Источник:
# # #

1.2. «Время выходит из волн, меняя // стрелку на башне – ее одну…»

Итак, что это такое – город на воде? Стихотворный дивертисмент попробуем сменить на прозу, правда, написанную поэтом.

Проведя в Венеции семнадцать рождественских каникул, Иосиф Бродский сформировал свое, особое отношение к здешней воде. Откроем эссе «Набережная Неисцелимых», в котором поэт выразил свое восхищение перед этим местом на земле, где обитает, как он писал, «мой вариант рая». В первом случае его поразила особая чуткость, которую приобретает рассудок во время передвижения по каналам: «В путешествии по воде, даже на короткие расстояния, есть что-то первобытное. Что ты там, где тебе быть не положено, тебе сообщают не только твои глаза, уши, нос, нёбо, пальцы, сколько ноги, которым не по себе в роли органа, которым не по себе в роли органа чувств. Вода ставит под сомнение принцип горизонтальности, особенно ночью, когда ее поверхность похожа на мостовую. Сколь бы прочна ни была замена последней – палуба – у тебя под ногами, на воде ты бдительней, чем на берегу, чувства в большей готовности. На воде, скажем, нельзя забыться, как бывает на улице: ноги все время держат тебя и твой рассудок начеку, в равновесии, точно ты род компаса. Возможна, та чуткость, которую приобретает твой ум на воде, – это на самом деле дальнее, окольное эхо почтенных хордовых» [Бродский 2004, с. 76].

Впрочем, думается, повышенная чувствительность поэта во время этого передвижения по Гранд-каналу объясняется нарастающим предчувствием разлуки с сопровождающей его спутницей. Но рассказчик мужественно пытается не сбиться с галса, защищаясь присущей ему иронией: «Во всякой случае, на воде твое восприятие другого человека обостряется, словно усиленное общей – и взаимной – опасностью. Потеря курса есть категория психологии не меньше, чем навигации. Как бы то ни было, в следующие десять минут, хоть мы и двигались в одном направлении, я увидел, что стрелка единственного человеческого существа, которое я знал в этом городе, и моя разошлись самое меньшее на сорок пять градусов. Вероятнее всего, потому, что эта часть Canal Grande лучше освещена» [Там же, с. 76].

Во втором фрагменте Бродский формулирует еще более непривычную гипотезу в поиске родственных связей венецианской воды. В дни зимних наступлений на город «большой воды» единокровник (тут, видимо, вернее сказать – единокровница) воды нашелся среди одной из муз, покровительство над которой издавна было закреплено за Эвтерпой, не расстающейся со сладкозвучной флейтой: «„Acqua alta“, – говорит голос по радио, и уличная толчея спадает. Улицы пустеют, магазины, бары, рестораны и траттории закрываются. Горят только их вывески, наконец-то присоединившись к нарциссистским играм, пока мостовая ненадолго, поверхностно сравняется с каналами в зеркальности. Правда, церкви по-прежнему открыты, но ведь ни клиру, ни прихожанам хождение по водам не в новинку. Ни музыке, близнецу воды» [Там же, с. 117].

# # #

Элементы из источника данных:

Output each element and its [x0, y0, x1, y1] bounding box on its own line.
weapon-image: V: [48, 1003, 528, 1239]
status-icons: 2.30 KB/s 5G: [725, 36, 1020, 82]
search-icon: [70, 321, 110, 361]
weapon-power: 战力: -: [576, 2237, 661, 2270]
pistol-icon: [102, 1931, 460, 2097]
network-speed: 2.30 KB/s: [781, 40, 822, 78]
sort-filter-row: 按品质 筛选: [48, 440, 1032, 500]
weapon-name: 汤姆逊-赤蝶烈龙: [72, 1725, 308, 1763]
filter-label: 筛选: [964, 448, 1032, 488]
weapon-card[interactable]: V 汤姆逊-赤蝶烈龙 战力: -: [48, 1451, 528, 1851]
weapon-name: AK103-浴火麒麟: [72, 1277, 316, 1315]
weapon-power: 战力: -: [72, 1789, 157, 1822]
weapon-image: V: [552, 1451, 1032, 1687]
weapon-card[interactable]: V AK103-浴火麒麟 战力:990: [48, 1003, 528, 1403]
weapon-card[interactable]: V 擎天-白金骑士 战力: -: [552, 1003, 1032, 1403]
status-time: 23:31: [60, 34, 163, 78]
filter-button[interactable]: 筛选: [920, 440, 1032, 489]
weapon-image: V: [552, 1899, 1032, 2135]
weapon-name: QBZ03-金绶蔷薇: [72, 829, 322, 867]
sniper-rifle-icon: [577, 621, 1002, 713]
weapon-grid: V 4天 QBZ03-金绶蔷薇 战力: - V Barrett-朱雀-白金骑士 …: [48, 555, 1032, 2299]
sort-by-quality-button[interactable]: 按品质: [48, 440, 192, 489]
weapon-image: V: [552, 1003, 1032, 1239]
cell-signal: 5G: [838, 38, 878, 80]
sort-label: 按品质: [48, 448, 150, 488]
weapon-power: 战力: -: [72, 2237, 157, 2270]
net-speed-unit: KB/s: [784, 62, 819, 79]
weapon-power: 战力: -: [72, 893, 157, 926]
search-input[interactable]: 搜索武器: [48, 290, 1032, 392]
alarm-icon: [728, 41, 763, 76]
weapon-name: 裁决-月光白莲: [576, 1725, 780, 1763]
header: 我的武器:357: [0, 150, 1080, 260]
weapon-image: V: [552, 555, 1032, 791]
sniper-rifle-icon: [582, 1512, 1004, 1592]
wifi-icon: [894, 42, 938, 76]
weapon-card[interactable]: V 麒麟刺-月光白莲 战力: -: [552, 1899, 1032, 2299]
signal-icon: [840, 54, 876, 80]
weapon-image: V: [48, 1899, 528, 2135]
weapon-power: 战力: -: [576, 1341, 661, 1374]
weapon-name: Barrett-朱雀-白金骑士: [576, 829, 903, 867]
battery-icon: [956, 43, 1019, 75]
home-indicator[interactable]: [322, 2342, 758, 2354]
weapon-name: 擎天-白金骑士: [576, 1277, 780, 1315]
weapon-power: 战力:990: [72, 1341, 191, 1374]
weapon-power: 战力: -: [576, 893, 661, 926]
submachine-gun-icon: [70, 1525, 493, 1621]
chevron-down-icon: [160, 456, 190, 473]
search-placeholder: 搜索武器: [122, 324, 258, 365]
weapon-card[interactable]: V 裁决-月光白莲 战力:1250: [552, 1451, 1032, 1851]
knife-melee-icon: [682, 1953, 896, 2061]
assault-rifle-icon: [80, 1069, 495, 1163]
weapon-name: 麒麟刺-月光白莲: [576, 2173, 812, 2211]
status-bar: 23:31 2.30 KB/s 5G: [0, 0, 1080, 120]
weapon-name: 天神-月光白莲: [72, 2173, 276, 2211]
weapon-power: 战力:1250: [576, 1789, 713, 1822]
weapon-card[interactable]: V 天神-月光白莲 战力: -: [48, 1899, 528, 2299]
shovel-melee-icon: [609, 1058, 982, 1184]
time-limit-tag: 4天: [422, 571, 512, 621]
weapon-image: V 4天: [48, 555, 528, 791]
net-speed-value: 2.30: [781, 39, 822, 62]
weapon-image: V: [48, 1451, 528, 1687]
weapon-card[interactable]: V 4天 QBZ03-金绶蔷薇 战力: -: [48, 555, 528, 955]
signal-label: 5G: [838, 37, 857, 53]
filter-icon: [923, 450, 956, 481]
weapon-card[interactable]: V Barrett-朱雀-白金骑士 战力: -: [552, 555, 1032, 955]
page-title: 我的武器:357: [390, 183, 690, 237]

# # #

Условие задания:
Сколько рождественских каникул Иосиф Бродский провел в Венеции, если верить тексту о поэте и венецианской воде?

Ответ:
Семнадцать.